# Provided data:
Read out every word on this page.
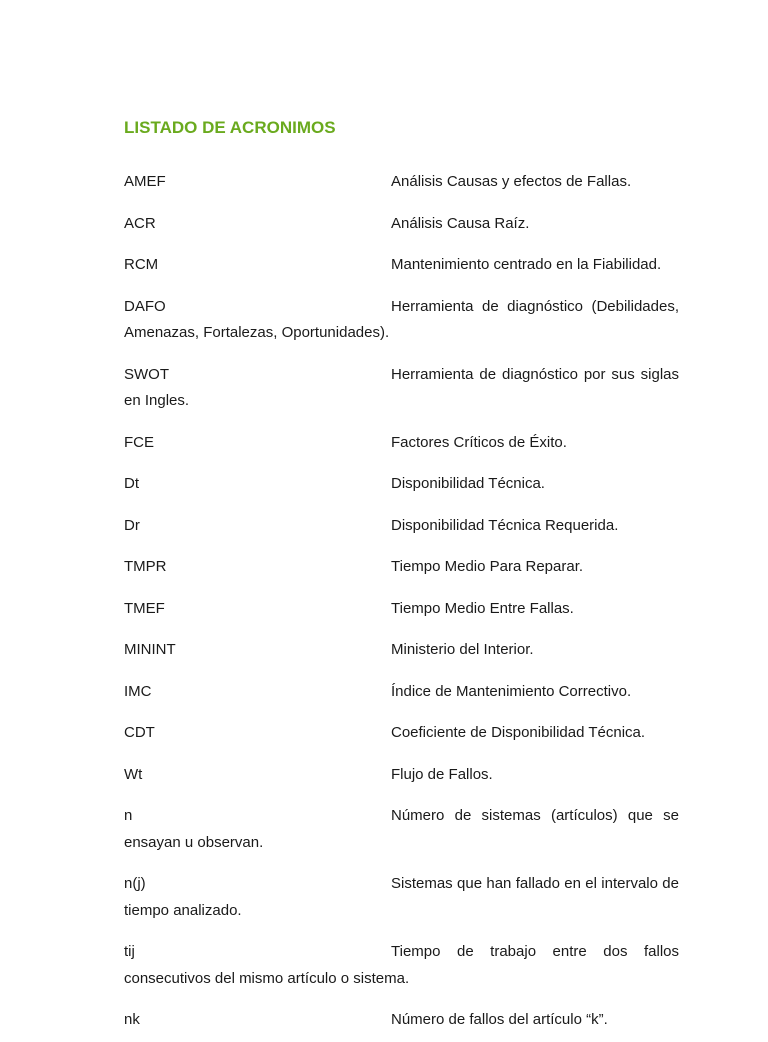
LISTADO DE ACRONIMOS

AMEF	Análisis Causas y efectos de Fallas.

ACR	Análisis Causa Raíz.

RCM	Mantenimiento centrado en la Fiabilidad.

DAFO	Herramienta de diagnóstico (Debilidades, Amenazas, Fortalezas, Oportunidades).

SWOT	Herramienta de diagnóstico por sus siglas en Ingles.

FCE	Factores Críticos de Éxito.

Dt	Disponibilidad Técnica.

Dr	Disponibilidad Técnica Requerida.

TMPR	Tiempo Medio Para Reparar.

TMEF	Tiempo Medio Entre Fallas.

MININT	Ministerio del Interior.

IMC	Índice de Mantenimiento Correctivo.

CDT	Coeficiente de Disponibilidad Técnica.

Wt	Flujo de Fallos.

n	Número de sistemas (artículos) que se ensayan u observan.

n(j)	Sistemas que han fallado en el intervalo de tiempo analizado.

tij	Tiempo de trabajo entre dos fallos consecutivos del mismo artículo o sistema.

nk	Número de fallos del artículo “k”.
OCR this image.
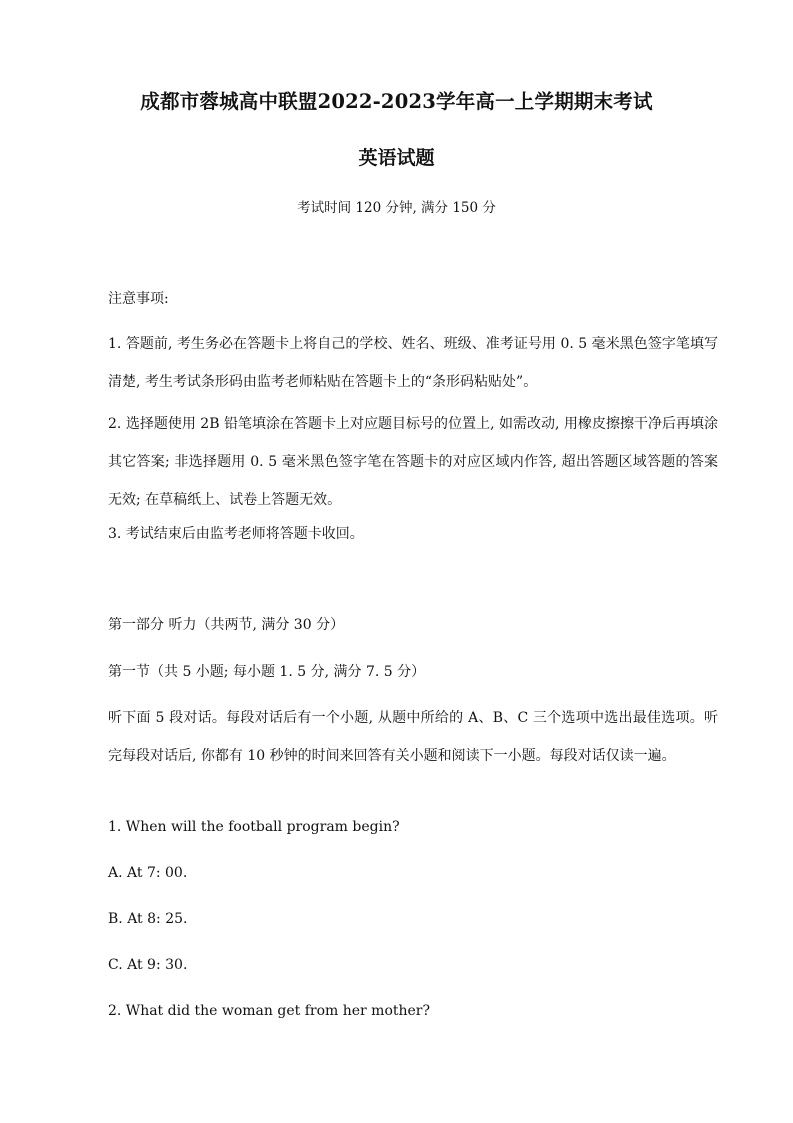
成都市蓉城高中联盟2022-2023学年高一上学期期末考试
英语试题
考试时间 120 分钟, 满分 150 分
注意事项:
1. 答题前, 考生务必在答题卡上将自己的学校、姓名、班级、准考证号用 0. 5 毫米黑色签字笔填写清楚, 考生考试条形码由监考老师粘贴在答题卡上的“条形码粘贴处”。
2. 选择题使用 2B 铅笔填涂在答题卡上对应题目标号的位置上, 如需改动, 用橡皮擦擦干净后再填涂其它答案; 非选择题用 0. 5 毫米黑色签字笔在答题卡的对应区域内作答, 超出答题区域答题的答案无效; 在草稿纸上、试卷上答题无效。
3. 考试结束后由监考老师将答题卡收回。
第一部分 听力（共两节, 满分 30 分）
第一节（共 5 小题; 每小题 1. 5 分, 满分 7. 5 分）
听下面 5 段对话。每段对话后有一个小题, 从题中所给的 A、B、C 三个选项中选出最佳选项。听完每段对话后, 你都有 10 秒钟的时间来回答有关小题和阅读下一小题。每段对话仅读一遍。
1. When will the football program begin?
A. At 7: 00.
B. At 8: 25.
C. At 9: 30.
2. What did the woman get from her mother?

# Exercise:
Scan the data above; copy every line where "Mantenimiento" appears.

# Written response:
RCM	Mantenimiento centrado en la Fiabilidad.
IMC	Índice de Mantenimiento Correctivo.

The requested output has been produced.